++++ MATERIAL PROVIDED

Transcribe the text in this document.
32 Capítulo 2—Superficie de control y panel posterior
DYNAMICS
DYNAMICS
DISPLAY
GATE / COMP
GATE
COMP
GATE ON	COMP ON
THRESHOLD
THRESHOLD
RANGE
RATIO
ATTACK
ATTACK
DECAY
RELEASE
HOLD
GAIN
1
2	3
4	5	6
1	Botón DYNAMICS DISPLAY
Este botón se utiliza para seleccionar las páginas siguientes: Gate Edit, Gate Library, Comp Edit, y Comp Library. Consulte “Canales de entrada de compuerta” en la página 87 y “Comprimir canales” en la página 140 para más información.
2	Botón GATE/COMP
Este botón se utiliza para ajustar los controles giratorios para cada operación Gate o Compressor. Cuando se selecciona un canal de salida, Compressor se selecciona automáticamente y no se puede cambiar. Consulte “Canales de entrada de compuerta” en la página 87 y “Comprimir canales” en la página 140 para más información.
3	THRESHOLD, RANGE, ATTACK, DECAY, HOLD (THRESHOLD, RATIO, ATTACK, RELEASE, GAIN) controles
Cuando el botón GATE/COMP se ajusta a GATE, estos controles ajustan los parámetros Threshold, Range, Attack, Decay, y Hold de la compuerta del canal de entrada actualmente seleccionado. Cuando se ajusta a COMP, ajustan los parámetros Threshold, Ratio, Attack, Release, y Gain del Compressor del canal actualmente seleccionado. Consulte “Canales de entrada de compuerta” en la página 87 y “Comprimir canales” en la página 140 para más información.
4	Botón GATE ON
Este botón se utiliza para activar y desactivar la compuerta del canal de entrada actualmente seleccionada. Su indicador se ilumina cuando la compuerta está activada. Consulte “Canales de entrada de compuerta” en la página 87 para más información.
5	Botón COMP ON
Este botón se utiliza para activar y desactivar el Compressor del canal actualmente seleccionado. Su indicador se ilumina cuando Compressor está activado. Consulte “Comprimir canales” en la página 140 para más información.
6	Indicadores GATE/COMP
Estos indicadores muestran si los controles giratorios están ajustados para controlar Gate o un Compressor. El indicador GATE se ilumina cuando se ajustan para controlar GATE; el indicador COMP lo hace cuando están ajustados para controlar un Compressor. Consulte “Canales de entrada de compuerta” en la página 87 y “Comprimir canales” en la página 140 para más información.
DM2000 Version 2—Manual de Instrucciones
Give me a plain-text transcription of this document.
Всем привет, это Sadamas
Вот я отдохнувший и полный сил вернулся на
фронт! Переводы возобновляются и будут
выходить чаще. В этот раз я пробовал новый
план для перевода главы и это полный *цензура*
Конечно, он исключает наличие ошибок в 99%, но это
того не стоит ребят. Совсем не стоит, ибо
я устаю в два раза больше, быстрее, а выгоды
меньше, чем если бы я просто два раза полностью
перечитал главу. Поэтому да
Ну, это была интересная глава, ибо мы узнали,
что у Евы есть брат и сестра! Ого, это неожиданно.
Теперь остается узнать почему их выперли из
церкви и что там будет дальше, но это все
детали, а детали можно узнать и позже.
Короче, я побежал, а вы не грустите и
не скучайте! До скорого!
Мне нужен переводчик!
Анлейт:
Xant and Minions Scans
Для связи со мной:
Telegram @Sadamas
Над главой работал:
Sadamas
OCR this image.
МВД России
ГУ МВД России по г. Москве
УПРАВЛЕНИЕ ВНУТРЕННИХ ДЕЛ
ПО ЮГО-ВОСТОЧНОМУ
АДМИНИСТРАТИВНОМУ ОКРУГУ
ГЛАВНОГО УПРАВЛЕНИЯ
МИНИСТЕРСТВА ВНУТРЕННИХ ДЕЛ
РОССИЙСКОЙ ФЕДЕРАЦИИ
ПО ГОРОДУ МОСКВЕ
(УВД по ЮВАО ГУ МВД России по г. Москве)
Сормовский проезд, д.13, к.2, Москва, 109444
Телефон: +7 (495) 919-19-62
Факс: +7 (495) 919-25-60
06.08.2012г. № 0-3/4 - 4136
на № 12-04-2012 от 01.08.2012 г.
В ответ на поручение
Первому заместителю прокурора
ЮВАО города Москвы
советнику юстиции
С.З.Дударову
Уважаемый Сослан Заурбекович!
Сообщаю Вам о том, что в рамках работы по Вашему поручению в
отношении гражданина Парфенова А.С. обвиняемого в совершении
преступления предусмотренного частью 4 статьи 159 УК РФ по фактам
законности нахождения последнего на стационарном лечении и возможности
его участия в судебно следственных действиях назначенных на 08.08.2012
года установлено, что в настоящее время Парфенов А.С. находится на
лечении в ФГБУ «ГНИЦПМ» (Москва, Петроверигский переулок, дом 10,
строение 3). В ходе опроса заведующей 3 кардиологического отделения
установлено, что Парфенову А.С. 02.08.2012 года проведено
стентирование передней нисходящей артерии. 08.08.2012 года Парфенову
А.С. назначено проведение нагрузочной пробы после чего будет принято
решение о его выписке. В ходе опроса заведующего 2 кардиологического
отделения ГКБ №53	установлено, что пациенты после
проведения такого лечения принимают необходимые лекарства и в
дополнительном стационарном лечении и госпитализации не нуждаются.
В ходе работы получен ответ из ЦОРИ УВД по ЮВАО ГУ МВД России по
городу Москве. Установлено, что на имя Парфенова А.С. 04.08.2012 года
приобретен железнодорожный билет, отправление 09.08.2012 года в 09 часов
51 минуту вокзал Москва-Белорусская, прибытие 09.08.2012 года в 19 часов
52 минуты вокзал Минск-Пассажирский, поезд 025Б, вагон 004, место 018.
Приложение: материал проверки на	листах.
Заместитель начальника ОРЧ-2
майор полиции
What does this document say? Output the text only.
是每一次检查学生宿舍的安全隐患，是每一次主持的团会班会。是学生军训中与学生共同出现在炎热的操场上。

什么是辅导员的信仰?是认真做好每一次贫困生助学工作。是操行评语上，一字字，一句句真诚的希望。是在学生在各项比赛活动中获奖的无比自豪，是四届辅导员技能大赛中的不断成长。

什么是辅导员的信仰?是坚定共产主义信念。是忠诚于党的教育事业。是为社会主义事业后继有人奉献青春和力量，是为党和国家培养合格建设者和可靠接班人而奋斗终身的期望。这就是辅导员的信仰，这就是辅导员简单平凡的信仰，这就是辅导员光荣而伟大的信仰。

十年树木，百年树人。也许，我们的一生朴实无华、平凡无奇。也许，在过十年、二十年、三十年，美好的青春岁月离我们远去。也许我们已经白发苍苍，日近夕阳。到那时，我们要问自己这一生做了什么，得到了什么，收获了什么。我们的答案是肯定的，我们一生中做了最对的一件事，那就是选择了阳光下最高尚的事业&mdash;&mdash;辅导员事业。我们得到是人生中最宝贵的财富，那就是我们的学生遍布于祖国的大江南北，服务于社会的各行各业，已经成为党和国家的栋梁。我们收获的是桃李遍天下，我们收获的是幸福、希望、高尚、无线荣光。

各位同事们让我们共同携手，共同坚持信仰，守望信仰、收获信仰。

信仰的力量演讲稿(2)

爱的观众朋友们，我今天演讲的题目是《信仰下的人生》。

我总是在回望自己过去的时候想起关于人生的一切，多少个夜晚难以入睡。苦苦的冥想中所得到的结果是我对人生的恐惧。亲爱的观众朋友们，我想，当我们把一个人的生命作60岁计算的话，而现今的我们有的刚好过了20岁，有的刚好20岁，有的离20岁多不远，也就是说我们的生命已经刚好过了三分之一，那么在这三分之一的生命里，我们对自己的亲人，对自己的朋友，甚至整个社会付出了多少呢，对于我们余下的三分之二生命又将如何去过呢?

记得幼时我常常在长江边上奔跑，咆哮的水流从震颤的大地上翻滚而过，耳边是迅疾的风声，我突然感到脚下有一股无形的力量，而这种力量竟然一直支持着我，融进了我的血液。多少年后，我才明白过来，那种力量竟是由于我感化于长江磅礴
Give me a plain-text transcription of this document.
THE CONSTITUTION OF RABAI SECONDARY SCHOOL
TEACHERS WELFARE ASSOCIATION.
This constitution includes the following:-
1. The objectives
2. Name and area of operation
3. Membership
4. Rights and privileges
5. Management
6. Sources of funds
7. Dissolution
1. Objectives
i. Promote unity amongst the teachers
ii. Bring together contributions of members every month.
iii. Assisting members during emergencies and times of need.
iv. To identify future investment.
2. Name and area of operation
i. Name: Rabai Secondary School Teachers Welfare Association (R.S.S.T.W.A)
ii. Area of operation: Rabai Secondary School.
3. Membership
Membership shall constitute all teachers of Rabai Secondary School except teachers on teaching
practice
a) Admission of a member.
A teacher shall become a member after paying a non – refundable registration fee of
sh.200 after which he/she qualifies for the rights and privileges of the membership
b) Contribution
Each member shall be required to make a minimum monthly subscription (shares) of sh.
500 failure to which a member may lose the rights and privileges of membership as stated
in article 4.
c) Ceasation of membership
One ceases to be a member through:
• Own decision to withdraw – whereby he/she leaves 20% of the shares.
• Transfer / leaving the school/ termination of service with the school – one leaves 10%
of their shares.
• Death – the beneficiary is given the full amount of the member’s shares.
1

++++++++

**REQUIREMENT:**
Determine how many lines of the material include the string "будет". Output only that count.

**OUTPUT BELOW:**
2